Excerpted text -
========
From the above footing plan and elevation, it can be seen that formwork area required will be

2 x (2 + 3) x 0.6 = 6 m2

Similarly, for a reinforced concrete beam, the measurement of formwork will be taken as the combined surface area of two sides and bottom of the beam.

Issues in Formwork Measurements:

• Normally, the forms are used more than once in concrete construction. But the payment is calculated based on the total contact area of the formwork with concrete and reuse of the forms is not taken into account. Thus, the price per unit area of formwork can be reduced for reuse of the forms. Aluminium and steel forms are reused for many number of times than wooden forms.
• Complicated shape of concrete makes the formwork installation costlier than the simple formwork installation because of labor cost and inability to reuse these forms.
• A construction plan is required to reuse the forms maximum number of times to make the construction cost effective.

Deduction of formwork area should not be taken for:

• Intersection of beams
• Intersection of beams and columns and walls
• Any openings or cutouts in slabs

Unit of Formwork Measurement:

Formworks are measured in terms of area. So any unit such as square meter, square foot, square centimetre can be adopted. But generally, square meter and square foot of the contact area with concrete is taken as the unit of measurement. The dimensions of a formwork should be measure correct to the centimetre or inches whichever the case may be.
========
Provided information -
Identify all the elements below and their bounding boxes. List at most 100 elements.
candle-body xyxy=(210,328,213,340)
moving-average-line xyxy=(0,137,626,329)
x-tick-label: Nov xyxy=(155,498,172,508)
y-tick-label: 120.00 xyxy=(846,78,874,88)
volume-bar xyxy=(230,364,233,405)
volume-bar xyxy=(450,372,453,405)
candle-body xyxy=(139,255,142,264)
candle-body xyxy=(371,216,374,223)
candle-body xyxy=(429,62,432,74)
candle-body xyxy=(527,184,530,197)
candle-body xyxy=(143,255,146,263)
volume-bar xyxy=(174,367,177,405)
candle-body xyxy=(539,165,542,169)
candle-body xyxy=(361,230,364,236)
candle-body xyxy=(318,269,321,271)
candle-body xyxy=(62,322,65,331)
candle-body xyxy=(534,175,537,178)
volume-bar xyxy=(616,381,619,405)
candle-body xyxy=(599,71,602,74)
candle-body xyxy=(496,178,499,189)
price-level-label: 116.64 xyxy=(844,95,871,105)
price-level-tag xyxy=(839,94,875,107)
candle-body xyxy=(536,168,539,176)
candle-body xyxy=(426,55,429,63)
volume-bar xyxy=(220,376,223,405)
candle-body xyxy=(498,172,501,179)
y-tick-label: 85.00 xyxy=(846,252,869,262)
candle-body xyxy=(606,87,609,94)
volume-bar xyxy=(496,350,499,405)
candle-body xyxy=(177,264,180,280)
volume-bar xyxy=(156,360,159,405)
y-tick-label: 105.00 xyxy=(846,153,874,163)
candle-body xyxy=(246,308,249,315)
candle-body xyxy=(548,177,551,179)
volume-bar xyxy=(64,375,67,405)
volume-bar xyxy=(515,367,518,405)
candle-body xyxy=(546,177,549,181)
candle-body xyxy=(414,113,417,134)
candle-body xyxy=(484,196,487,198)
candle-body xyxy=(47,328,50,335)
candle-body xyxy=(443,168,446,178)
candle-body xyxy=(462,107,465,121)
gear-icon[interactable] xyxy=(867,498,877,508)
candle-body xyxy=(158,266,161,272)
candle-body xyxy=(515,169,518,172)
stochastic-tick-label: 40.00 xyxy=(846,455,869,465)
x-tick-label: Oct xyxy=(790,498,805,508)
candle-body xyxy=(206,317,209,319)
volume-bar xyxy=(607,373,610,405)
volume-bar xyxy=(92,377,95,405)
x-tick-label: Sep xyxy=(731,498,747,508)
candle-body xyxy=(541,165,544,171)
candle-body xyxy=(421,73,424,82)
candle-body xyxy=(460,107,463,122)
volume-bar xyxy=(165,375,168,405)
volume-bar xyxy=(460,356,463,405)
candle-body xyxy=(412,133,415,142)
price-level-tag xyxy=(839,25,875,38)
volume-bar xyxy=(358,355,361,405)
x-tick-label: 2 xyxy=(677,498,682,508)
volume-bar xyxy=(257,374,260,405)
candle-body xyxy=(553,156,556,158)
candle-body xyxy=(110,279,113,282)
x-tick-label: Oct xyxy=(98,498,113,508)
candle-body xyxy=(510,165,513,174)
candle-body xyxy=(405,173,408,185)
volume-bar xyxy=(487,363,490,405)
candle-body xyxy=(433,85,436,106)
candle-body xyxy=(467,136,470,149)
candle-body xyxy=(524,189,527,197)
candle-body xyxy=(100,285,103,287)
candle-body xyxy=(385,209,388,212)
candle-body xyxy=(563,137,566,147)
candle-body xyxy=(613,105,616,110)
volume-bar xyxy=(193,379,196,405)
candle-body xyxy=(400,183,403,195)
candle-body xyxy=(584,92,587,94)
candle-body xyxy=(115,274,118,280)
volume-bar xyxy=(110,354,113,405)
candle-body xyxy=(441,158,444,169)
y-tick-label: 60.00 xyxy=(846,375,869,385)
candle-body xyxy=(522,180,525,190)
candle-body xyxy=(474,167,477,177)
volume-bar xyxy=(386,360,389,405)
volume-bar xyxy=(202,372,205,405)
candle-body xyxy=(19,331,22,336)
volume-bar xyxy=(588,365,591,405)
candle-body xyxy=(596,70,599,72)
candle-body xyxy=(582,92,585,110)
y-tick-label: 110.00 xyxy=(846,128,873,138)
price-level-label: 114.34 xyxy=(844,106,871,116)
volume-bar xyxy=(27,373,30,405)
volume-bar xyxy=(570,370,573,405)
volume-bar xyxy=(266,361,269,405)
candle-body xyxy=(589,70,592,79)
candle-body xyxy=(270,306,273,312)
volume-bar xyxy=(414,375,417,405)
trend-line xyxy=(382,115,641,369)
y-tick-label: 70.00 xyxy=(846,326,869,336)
========
What you need to do -
(A) Answer these questions from the formwork measurement text:
(i) Which surfaces of a reinforced concrete beam are combined when measuring its formwork?
(ii) Which forms are reused more times than wooden forms?
(iii) To what precision should formwork dimensions be measured?
(B) Pick up the formwork measurement text after its final sentence and carry it forward.
The listing can be left aside.

Results for the exercise -
(A)
(i) The two sides and the bottom of the beam.
(ii) Aluminium and steel forms.
(iii) Correct to the centimetre or inches, whichever the case may be.

(B)
Formworks are measured as just contact area, not area of formwork, as shown below:

Contact Area = 2h(L+B)

The measurements of formwork are carried out separately for each type of concrete works such as following:

a) Foundations, footings, bases of columns etc. and for mass concrete and precast shelves.

b) Walls of any thickness including attached pilasters, buttresses, plinth and string courses etc.

c) Suspended floors, roofs, landings, shelves and their supports and balconies.

d) Lintels beams, girders and cantilevers

e) Columns, pillars, posts and struts.

f) Stairs (excluding landings) except Spiral Staircase

g) Spiral staircases (including landings)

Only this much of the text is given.